* start *
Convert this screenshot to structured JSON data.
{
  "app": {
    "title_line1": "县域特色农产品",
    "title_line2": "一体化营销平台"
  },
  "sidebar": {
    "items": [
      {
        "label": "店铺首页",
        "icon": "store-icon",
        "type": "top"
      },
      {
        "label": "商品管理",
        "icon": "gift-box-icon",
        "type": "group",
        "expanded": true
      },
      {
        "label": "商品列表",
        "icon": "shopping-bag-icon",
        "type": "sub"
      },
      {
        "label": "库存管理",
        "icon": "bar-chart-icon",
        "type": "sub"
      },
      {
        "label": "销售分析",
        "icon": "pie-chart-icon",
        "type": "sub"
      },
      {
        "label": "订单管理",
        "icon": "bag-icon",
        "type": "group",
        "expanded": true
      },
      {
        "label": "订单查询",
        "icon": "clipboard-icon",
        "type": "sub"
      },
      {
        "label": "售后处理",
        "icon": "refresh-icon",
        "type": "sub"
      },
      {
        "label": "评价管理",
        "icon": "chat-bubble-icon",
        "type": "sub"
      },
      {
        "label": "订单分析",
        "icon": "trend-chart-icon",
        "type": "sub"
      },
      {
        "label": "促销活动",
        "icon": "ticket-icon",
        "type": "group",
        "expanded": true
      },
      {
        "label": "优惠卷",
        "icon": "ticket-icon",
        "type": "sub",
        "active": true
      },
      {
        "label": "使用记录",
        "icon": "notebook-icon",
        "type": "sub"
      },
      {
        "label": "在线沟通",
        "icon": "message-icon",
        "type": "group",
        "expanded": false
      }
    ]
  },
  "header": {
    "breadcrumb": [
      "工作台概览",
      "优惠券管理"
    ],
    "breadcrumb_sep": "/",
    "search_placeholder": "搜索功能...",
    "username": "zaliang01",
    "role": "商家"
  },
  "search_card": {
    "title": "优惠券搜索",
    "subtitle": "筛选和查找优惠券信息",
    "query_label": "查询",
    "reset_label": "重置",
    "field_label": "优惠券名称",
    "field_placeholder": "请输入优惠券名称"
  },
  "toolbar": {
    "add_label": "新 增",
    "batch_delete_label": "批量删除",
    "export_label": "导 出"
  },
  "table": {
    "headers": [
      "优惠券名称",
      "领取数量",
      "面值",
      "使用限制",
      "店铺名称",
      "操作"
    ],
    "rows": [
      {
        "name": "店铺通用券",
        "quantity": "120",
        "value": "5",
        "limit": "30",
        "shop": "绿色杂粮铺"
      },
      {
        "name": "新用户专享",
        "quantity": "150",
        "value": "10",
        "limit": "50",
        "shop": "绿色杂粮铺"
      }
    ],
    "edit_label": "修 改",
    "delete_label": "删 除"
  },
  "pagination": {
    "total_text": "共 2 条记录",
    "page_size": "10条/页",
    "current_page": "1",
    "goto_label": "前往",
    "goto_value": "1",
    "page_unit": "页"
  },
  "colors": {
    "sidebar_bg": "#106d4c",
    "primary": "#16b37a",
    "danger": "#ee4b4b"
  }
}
* end *
PROBLEM STATEMENT: Provide an exact reproduction of all the entries shown above.

EXERCISE SOLUTION:
Convert this screenshot to structured JSON data.
{
  "app": {
    "title_line1": "县域特色农产品",
    "title_line2": "一体化营销平台"
  },
  "sidebar": {
    "items": [
      {
        "label": "店铺首页",
        "icon": "store-icon",
        "type": "top"
      },
      {
        "label": "商品管理",
        "icon": "gift-box-icon",
        "type": "group",
        "expanded": true
      },
      {
        "label": "商品列表",
        "icon": "shopping-bag-icon",
        "type": "sub"
      },
      {
        "label": "库存管理",
        "icon": "bar-chart-icon",
        "type": "sub"
      },
      {
        "label": "销售分析",
        "icon": "pie-chart-icon",
        "type": "sub"
      },
      {
        "label": "订单管理",
        "icon": "bag-icon",
        "type": "group",
        "expanded": true
      },
      {
        "label": "订单查询",
        "icon": "clipboard-icon",
        "type": "sub"
      },
      {
        "label": "售后处理",
        "icon": "refresh-icon",
        "type": "sub"
      },
      {
        "label": "评价管理",
        "icon": "chat-bubble-icon",
        "type": "sub"
      },
      {
        "label": "订单分析",
        "icon": "trend-chart-icon",
        "type": "sub"
      },
      {
        "label": "促销活动",
        "icon": "ticket-icon",
        "type": "group",
        "expanded": true
      },
      {
        "label": "优惠卷",
        "icon": "ticket-icon",
        "type": "sub",
        "active": true
      },
      {
        "label": "使用记录",
        "icon": "notebook-icon",
        "type": "sub"
      },
      {
        "label": "在线沟通",
        "icon": "message-icon",
        "type": "group",
        "expanded": false
      }
    ]
  },
  "header": {
    "breadcrumb": [
      "工作台概览",
      "优惠券管理"
    ],
    "breadcrumb_sep": "/",
    "search_placeholder": "搜索功能...",
    "username": "zaliang01",
    "role": "商家"
  },
  "search_card": {
    "title": "优惠券搜索",
    "subtitle": "筛选和查找优惠券信息",
    "query_label": "查询",
    "reset_label": "重置",
    "field_label": "优惠券名称",
    "field_placeholder": "请输入优惠券名称"
  },
  "toolbar": {
    "add_label": "新 增",
    "batch_delete_label": "批量删除",
    "export_label": "导 出"
  },
  "table": {
    "headers": [
      "优惠券名称",
      "领取数量",
      "面值",
      "使用限制",
      "店铺名称",
      "操作"
    ],
    "rows": [
      {
        "name": "店铺通用券",
        "quantity": "120",
        "value": "5",
        "limit": "30",
        "shop": "绿色杂粮铺"
      },
      {
        "name": "新用户专享",
        "quantity": "150",
        "value": "10",
        "limit": "50",
        "shop": "绿色杂粮铺"
      }
    ],
    "edit_label": "修 改",
    "delete_label": "删 除"
  },
  "pagination": {
    "total_text": "共 2 条记录",
    "page_size": "10条/页",
    "current_page": "1",
    "goto_label": "前往",
    "goto_value": "1",
    "page_unit": "页"
  },
  "colors": {
    "sidebar_bg": "#106d4c",
    "primary": "#16b37a",
    "danger": "#ee4b4b"
  }
}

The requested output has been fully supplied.